Exercise:
Count how many lines of the data below contain the string "name"; the reply should be that number alone.

Excerpted data:
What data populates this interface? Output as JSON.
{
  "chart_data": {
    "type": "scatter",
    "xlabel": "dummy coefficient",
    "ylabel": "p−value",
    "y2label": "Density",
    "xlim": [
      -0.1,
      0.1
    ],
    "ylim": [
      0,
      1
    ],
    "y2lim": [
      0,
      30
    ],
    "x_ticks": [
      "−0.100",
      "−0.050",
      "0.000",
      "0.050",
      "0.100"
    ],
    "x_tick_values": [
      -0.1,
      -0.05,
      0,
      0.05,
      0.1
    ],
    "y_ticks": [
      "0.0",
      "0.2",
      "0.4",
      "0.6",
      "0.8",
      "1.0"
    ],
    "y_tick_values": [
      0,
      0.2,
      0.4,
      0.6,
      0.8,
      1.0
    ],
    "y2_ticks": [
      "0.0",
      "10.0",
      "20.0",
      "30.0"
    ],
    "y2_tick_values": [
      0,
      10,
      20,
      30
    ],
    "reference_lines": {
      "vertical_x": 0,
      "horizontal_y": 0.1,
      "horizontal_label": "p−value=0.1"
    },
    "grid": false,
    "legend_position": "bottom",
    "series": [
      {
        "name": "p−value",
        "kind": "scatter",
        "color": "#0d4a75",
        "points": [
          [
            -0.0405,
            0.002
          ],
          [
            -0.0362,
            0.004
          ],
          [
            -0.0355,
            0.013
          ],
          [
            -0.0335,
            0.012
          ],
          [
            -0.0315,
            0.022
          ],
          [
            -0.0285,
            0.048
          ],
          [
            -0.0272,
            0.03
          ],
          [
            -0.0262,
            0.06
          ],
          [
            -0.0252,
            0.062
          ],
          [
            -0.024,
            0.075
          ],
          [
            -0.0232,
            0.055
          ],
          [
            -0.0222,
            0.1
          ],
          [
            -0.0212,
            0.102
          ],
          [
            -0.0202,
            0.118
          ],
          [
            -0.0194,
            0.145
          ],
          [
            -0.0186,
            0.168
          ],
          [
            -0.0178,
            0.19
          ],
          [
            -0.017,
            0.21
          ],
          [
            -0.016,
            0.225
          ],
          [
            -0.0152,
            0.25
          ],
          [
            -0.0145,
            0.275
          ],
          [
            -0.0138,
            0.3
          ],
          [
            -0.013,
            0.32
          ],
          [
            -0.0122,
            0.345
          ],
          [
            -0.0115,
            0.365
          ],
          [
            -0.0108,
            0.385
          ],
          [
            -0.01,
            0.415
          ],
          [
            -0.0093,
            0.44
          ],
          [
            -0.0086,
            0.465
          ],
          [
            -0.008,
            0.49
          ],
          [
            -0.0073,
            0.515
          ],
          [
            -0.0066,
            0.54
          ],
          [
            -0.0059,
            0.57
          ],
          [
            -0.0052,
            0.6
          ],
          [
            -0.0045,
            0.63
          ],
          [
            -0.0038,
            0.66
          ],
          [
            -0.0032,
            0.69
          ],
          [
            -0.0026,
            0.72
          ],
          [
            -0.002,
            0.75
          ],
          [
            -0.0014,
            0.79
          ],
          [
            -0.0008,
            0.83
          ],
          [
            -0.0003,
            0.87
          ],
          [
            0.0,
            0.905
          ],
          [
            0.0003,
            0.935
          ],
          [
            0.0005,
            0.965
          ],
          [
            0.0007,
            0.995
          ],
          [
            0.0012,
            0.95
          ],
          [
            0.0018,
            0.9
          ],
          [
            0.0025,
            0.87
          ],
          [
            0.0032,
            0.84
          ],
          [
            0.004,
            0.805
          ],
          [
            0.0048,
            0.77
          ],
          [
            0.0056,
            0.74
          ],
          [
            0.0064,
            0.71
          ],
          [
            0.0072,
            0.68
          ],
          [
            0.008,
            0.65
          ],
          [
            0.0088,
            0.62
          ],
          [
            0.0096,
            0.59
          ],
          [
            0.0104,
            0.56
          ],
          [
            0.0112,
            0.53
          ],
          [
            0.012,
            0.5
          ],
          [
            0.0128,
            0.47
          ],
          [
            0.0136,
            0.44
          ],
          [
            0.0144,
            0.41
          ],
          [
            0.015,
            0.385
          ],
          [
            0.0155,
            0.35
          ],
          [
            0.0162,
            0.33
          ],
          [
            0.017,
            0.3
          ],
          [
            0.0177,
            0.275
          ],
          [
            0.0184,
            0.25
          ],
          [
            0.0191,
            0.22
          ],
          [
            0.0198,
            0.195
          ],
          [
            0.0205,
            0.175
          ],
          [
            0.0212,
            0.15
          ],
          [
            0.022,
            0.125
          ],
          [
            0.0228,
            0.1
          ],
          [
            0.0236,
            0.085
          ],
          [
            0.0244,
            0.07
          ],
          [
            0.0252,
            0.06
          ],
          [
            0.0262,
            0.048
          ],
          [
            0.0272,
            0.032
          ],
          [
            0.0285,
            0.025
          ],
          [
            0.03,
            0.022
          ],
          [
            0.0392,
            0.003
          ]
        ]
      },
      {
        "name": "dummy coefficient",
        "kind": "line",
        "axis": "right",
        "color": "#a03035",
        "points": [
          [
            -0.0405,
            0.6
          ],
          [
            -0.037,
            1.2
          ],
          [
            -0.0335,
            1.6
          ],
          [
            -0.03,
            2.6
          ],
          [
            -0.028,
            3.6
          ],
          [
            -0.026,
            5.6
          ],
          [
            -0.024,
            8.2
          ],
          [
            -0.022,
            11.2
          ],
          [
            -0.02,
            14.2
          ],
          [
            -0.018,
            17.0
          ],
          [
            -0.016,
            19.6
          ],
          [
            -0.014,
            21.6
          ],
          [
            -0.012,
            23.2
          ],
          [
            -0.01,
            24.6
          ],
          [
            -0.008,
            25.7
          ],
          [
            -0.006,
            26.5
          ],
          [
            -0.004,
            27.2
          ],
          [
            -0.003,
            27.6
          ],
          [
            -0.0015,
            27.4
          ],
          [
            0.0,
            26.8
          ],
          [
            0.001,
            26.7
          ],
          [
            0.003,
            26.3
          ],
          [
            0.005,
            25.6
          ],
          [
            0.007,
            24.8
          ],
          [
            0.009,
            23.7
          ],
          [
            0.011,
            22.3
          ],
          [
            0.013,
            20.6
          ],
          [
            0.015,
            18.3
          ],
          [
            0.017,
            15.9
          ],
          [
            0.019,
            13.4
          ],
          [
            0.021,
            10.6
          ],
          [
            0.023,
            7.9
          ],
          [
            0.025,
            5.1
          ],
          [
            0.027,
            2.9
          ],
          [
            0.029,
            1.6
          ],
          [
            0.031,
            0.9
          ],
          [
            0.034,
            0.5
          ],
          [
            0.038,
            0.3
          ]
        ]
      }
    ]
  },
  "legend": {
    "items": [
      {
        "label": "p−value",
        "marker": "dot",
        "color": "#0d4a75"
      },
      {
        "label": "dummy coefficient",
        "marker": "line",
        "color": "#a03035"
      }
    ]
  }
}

Result of this task:
2